Exercise:
Write out every entry exactly as given, but omit the pictures.

Collected data entries:

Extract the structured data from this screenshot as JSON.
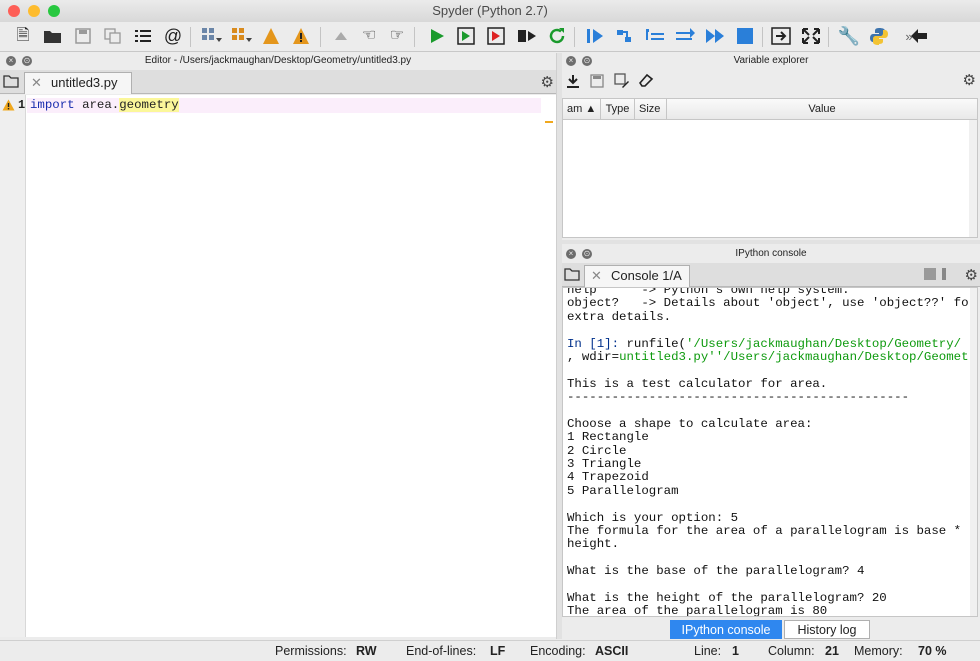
{
  "window": {
    "title": "Spyder (Python 2.7)"
  },
  "colors": {
    "close": "#fe5f57",
    "minimize": "#febc2e",
    "zoom": "#28c840",
    "tab_active": "#2f87ef"
  },
  "toolbar": {
    "icons": [
      "new-file-icon",
      "open-file-icon",
      "save-icon",
      "save-all-icon",
      "outline-icon",
      "at-icon",
      "cell-icon",
      "cell-run-icon",
      "warning-icon",
      "maximize-icon",
      "run-icon",
      "run-cell-icon",
      "run-cell-advance-icon",
      "run-selection-icon",
      "rerun-icon",
      "debug-icon",
      "step-icon",
      "step-into-icon",
      "step-return-icon",
      "continue-icon",
      "stop-icon",
      "pane-icon",
      "fullscreen-icon",
      "wrench-icon",
      "python-icon",
      "back-icon"
    ]
  },
  "editor": {
    "header": "Editor - /Users/jackmaughan/Desktop/Geometry/untitled3.py",
    "tab_label": "untitled3.py",
    "line_number": "1",
    "code_keyword": "import",
    "code_module": "area.",
    "code_highlight": "geometry"
  },
  "variable_explorer": {
    "header": "Variable explorer",
    "columns": [
      "am ▲",
      "Type",
      "Size",
      "Value"
    ]
  },
  "ipython": {
    "header": "IPython console",
    "tab_label": "Console 1/A",
    "lines": [
      {
        "t": "help      -> Python's own help system."
      },
      {
        "t": "object?   -> Details about 'object', use 'object??' for"
      },
      {
        "t": "extra details."
      },
      {
        "t": ""
      },
      {
        "p": "In [1]: ",
        "a": "runfile(",
        "s": "'/Users/jackmaughan/Desktop/Geometry/"
      },
      {
        "s": "untitled3.py'",
        "a": ", wdir=",
        "s2": "'/Users/jackmaughan/Desktop/Geometry'",
        "b": ")"
      },
      {
        "t": ""
      },
      {
        "t": "This is a test calculator for area."
      },
      {
        "t": "----------------------------------------------"
      },
      {
        "t": ""
      },
      {
        "t": "Choose a shape to calculate area:"
      },
      {
        "t": "1 Rectangle"
      },
      {
        "t": "2 Circle"
      },
      {
        "t": "3 Triangle"
      },
      {
        "t": "4 Trapezoid"
      },
      {
        "t": "5 Parallelogram"
      },
      {
        "t": ""
      },
      {
        "t": "Which is your option: 5"
      },
      {
        "t": "The formula for the area of a parallelogram is base *"
      },
      {
        "t": "height."
      },
      {
        "t": ""
      },
      {
        "t": "What is the base of the parallelogram? 4"
      },
      {
        "t": ""
      },
      {
        "t": "What is the height of the parallelogram? 20"
      },
      {
        "t": "The area of the parallelogram is 80"
      }
    ]
  },
  "bottom_tabs": {
    "ipython": "IPython console",
    "history": "History log"
  },
  "status": {
    "permissions_label": "Permissions:",
    "permissions": "RW",
    "eol_label": "End-of-lines:",
    "eol": "LF",
    "encoding_label": "Encoding:",
    "encoding": "ASCII",
    "line_label": "Line:",
    "line": "1",
    "column_label": "Column:",
    "column": "21",
    "memory_label": "Memory:",
    "memory": "70 %"
  }
}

Task result:
Extract the structured data from this screenshot as JSON.
{
  "window": {
    "title": "Spyder (Python 2.7)"
  },
  "colors": {
    "close": "#fe5f57",
    "minimize": "#febc2e",
    "zoom": "#28c840",
    "tab_active": "#2f87ef"
  },
  "toolbar": {
    "icons": [
      "new-file-icon",
      "open-file-icon",
      "save-icon",
      "save-all-icon",
      "outline-icon",
      "at-icon",
      "cell-icon",
      "cell-run-icon",
      "warning-icon",
      "maximize-icon",
      "run-icon",
      "run-cell-icon",
      "run-cell-advance-icon",
      "run-selection-icon",
      "rerun-icon",
      "debug-icon",
      "step-icon",
      "step-into-icon",
      "step-return-icon",
      "continue-icon",
      "stop-icon",
      "pane-icon",
      "fullscreen-icon",
      "wrench-icon",
      "python-icon",
      "back-icon"
    ]
  },
  "editor": {
    "header": "Editor - /Users/jackmaughan/Desktop/Geometry/untitled3.py",
    "tab_label": "untitled3.py",
    "line_number": "1",
    "code_keyword": "import",
    "code_module": "area.",
    "code_highlight": "geometry"
  },
  "variable_explorer": {
    "header": "Variable explorer",
    "columns": [
      "am ▲",
      "Type",
      "Size",
      "Value"
    ]
  },
  "ipython": {
    "header": "IPython console",
    "tab_label": "Console 1/A",
    "lines": [
      {
        "t": "help      -> Python's own help system."
      },
      {
        "t": "object?   -> Details about 'object', use 'object??' for"
      },
      {
        "t": "extra details."
      },
      {
        "t": ""
      },
      {
        "p": "In [1]: ",
        "a": "runfile(",
        "s": "'/Users/jackmaughan/Desktop/Geometry/"
      },
      {
        "s": "untitled3.py'",
        "a": ", wdir=",
        "s2": "'/Users/jackmaughan/Desktop/Geometry'",
        "b": ")"
      },
      {
        "t": ""
      },
      {
        "t": "This is a test calculator for area."
      },
      {
        "t": "----------------------------------------------"
      },
      {
        "t": ""
      },
      {
        "t": "Choose a shape to calculate area:"
      },
      {
        "t": "1 Rectangle"
      },
      {
        "t": "2 Circle"
      },
      {
        "t": "3 Triangle"
      },
      {
        "t": "4 Trapezoid"
      },
      {
        "t": "5 Parallelogram"
      },
      {
        "t": ""
      },
      {
        "t": "Which is your option: 5"
      },
      {
        "t": "The formula for the area of a parallelogram is base *"
      },
      {
        "t": "height."
      },
      {
        "t": ""
      },
      {
        "t": "What is the base of the parallelogram? 4"
      },
      {
        "t": ""
      },
      {
        "t": "What is the height of the parallelogram? 20"
      },
      {
        "t": "The area of the parallelogram is 80"
      }
    ]
  },
  "bottom_tabs": {
    "ipython": "IPython console",
    "history": "History log"
  },
  "status": {
    "permissions_label": "Permissions:",
    "permissions": "RW",
    "eol_label": "End-of-lines:",
    "eol": "LF",
    "encoding_label": "Encoding:",
    "encoding": "ASCII",
    "line_label": "Line:",
    "line": "1",
    "column_label": "Column:",
    "column": "21",
    "memory_label": "Memory:",
    "memory": "70 %"
  }
}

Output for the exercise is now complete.